╭──

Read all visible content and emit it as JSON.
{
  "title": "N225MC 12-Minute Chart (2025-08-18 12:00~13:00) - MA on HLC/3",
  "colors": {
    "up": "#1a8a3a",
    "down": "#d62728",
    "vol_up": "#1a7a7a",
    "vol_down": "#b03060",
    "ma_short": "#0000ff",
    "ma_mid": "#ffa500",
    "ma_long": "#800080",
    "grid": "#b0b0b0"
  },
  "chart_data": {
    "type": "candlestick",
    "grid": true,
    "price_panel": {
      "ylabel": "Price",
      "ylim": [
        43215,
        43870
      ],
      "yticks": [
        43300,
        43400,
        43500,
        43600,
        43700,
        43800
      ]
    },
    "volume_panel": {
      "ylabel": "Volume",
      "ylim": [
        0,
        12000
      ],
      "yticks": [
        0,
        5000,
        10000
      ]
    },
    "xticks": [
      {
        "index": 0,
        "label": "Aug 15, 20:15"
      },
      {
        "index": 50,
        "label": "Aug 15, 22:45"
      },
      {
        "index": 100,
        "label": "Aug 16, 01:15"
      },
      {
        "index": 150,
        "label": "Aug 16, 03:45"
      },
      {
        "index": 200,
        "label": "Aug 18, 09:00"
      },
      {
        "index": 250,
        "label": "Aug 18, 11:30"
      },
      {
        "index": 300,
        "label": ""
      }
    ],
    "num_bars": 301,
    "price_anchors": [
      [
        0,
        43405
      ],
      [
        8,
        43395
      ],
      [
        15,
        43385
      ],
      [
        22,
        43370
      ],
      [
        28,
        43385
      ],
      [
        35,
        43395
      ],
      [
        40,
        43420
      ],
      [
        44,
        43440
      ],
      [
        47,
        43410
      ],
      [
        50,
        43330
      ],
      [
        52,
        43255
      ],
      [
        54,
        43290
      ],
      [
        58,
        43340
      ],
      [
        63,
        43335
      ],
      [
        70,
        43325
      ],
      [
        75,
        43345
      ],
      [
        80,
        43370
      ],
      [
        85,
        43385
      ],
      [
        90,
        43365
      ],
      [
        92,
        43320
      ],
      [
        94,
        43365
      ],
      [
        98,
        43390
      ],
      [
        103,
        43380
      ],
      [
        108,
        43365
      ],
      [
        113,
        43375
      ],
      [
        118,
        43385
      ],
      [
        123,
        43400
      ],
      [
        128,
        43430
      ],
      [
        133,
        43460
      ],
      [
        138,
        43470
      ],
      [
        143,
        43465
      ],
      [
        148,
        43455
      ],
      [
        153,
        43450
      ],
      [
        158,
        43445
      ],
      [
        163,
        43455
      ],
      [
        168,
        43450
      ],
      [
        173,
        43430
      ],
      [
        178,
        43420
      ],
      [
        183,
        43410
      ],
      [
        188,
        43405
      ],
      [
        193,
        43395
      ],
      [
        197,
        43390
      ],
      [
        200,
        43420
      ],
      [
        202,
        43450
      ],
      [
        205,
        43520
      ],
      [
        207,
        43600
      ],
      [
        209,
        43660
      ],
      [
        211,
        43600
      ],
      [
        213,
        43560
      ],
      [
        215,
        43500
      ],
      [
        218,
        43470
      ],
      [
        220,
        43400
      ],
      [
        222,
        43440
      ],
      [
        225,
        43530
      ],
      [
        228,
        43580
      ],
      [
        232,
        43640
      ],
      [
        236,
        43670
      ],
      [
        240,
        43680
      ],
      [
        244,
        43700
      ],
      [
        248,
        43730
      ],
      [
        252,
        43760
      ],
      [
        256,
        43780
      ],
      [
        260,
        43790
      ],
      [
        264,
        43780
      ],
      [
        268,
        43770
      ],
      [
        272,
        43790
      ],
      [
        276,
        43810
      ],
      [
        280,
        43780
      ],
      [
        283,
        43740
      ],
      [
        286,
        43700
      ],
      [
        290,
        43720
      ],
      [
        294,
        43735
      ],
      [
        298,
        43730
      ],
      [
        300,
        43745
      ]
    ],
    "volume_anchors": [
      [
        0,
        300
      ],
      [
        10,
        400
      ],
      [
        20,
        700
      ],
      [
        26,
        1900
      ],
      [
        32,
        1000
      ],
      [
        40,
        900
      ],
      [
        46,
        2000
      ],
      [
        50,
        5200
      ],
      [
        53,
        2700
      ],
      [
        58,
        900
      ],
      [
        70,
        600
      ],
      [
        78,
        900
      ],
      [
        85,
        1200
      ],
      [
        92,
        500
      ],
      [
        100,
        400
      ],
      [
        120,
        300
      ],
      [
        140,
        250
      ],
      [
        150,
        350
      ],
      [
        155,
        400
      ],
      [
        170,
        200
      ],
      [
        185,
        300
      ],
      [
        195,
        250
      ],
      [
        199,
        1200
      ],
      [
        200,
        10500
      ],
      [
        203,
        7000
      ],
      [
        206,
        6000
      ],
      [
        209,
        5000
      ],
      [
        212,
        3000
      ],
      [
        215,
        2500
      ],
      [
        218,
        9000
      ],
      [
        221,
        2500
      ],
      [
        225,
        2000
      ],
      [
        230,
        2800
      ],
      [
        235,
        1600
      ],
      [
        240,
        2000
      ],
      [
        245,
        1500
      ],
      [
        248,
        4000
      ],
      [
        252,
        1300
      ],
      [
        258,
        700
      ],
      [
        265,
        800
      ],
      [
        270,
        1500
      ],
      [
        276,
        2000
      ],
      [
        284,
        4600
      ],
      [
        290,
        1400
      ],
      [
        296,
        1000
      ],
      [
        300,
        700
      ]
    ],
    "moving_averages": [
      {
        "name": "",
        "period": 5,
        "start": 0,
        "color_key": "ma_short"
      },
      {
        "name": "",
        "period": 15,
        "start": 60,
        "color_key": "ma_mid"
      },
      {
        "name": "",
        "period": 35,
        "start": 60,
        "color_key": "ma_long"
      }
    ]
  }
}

╰──

REQUEST → Please reproduce all of the entries exactly as they stand.

EXERCISE OUTPUT →
Read all visible content and emit it as JSON.
{
  "title": "N225MC 12-Minute Chart (2025-08-18 12:00~13:00) - MA on HLC/3",
  "colors": {
    "up": "#1a8a3a",
    "down": "#d62728",
    "vol_up": "#1a7a7a",
    "vol_down": "#b03060",
    "ma_short": "#0000ff",
    "ma_mid": "#ffa500",
    "ma_long": "#800080",
    "grid": "#b0b0b0"
  },
  "chart_data": {
    "type": "candlestick",
    "grid": true,
    "price_panel": {
      "ylabel": "Price",
      "ylim": [
        43215,
        43870
      ],
      "yticks": [
        43300,
        43400,
        43500,
        43600,
        43700,
        43800
      ]
    },
    "volume_panel": {
      "ylabel": "Volume",
      "ylim": [
        0,
        12000
      ],
      "yticks": [
        0,
        5000,
        10000
      ]
    },
    "xticks": [
      {
        "index": 0,
        "label": "Aug 15, 20:15"
      },
      {
        "index": 50,
        "label": "Aug 15, 22:45"
      },
      {
        "index": 100,
        "label": "Aug 16, 01:15"
      },
      {
        "index": 150,
        "label": "Aug 16, 03:45"
      },
      {
        "index": 200,
        "label": "Aug 18, 09:00"
      },
      {
        "index": 250,
        "label": "Aug 18, 11:30"
      },
      {
        "index": 300,
        "label": ""
      }
    ],
    "num_bars": 301,
    "price_anchors": [
      [
        0,
        43405
      ],
      [
        8,
        43395
      ],
      [
        15,
        43385
      ],
      [
        22,
        43370
      ],
      [
        28,
        43385
      ],
      [
        35,
        43395
      ],
      [
        40,
        43420
      ],
      [
        44,
        43440
      ],
      [
        47,
        43410
      ],
      [
        50,
        43330
      ],
      [
        52,
        43255
      ],
      [
        54,
        43290
      ],
      [
        58,
        43340
      ],
      [
        63,
        43335
      ],
      [
        70,
        43325
      ],
      [
        75,
        43345
      ],
      [
        80,
        43370
      ],
      [
        85,
        43385
      ],
      [
        90,
        43365
      ],
      [
        92,
        43320
      ],
      [
        94,
        43365
      ],
      [
        98,
        43390
      ],
      [
        103,
        43380
      ],
      [
        108,
        43365
      ],
      [
        113,
        43375
      ],
      [
        118,
        43385
      ],
      [
        123,
        43400
      ],
      [
        128,
        43430
      ],
      [
        133,
        43460
      ],
      [
        138,
        43470
      ],
      [
        143,
        43465
      ],
      [
        148,
        43455
      ],
      [
        153,
        43450
      ],
      [
        158,
        43445
      ],
      [
        163,
        43455
      ],
      [
        168,
        43450
      ],
      [
        173,
        43430
      ],
      [
        178,
        43420
      ],
      [
        183,
        43410
      ],
      [
        188,
        43405
      ],
      [
        193,
        43395
      ],
      [
        197,
        43390
      ],
      [
        200,
        43420
      ],
      [
        202,
        43450
      ],
      [
        205,
        43520
      ],
      [
        207,
        43600
      ],
      [
        209,
        43660
      ],
      [
        211,
        43600
      ],
      [
        213,
        43560
      ],
      [
        215,
        43500
      ],
      [
        218,
        43470
      ],
      [
        220,
        43400
      ],
      [
        222,
        43440
      ],
      [
        225,
        43530
      ],
      [
        228,
        43580
      ],
      [
        232,
        43640
      ],
      [
        236,
        43670
      ],
      [
        240,
        43680
      ],
      [
        244,
        43700
      ],
      [
        248,
        43730
      ],
      [
        252,
        43760
      ],
      [
        256,
        43780
      ],
      [
        260,
        43790
      ],
      [
        264,
        43780
      ],
      [
        268,
        43770
      ],
      [
        272,
        43790
      ],
      [
        276,
        43810
      ],
      [
        280,
        43780
      ],
      [
        283,
        43740
      ],
      [
        286,
        43700
      ],
      [
        290,
        43720
      ],
      [
        294,
        43735
      ],
      [
        298,
        43730
      ],
      [
        300,
        43745
      ]
    ],
    "volume_anchors": [
      [
        0,
        300
      ],
      [
        10,
        400
      ],
      [
        20,
        700
      ],
      [
        26,
        1900
      ],
      [
        32,
        1000
      ],
      [
        40,
        900
      ],
      [
        46,
        2000
      ],
      [
        50,
        5200
      ],
      [
        53,
        2700
      ],
      [
        58,
        900
      ],
      [
        70,
        600
      ],
      [
        78,
        900
      ],
      [
        85,
        1200
      ],
      [
        92,
        500
      ],
      [
        100,
        400
      ],
      [
        120,
        300
      ],
      [
        140,
        250
      ],
      [
        150,
        350
      ],
      [
        155,
        400
      ],
      [
        170,
        200
      ],
      [
        185,
        300
      ],
      [
        195,
        250
      ],
      [
        199,
        1200
      ],
      [
        200,
        10500
      ],
      [
        203,
        7000
      ],
      [
        206,
        6000
      ],
      [
        209,
        5000
      ],
      [
        212,
        3000
      ],
      [
        215,
        2500
      ],
      [
        218,
        9000
      ],
      [
        221,
        2500
      ],
      [
        225,
        2000
      ],
      [
        230,
        2800
      ],
      [
        235,
        1600
      ],
      [
        240,
        2000
      ],
      [
        245,
        1500
      ],
      [
        248,
        4000
      ],
      [
        252,
        1300
      ],
      [
        258,
        700
      ],
      [
        265,
        800
      ],
      [
        270,
        1500
      ],
      [
        276,
        2000
      ],
      [
        284,
        4600
      ],
      [
        290,
        1400
      ],
      [
        296,
        1000
      ],
      [
        300,
        700
      ]
    ],
    "moving_averages": [
      {
        "name": "",
        "period": 5,
        "start": 0,
        "color_key": "ma_short"
      },
      {
        "name": "",
        "period": 15,
        "start": 60,
        "color_key": "ma_mid"
      },
      {
        "name": "",
        "period": 35,
        "start": 60,
        "color_key": "ma_long"
      }
    ]
  }
}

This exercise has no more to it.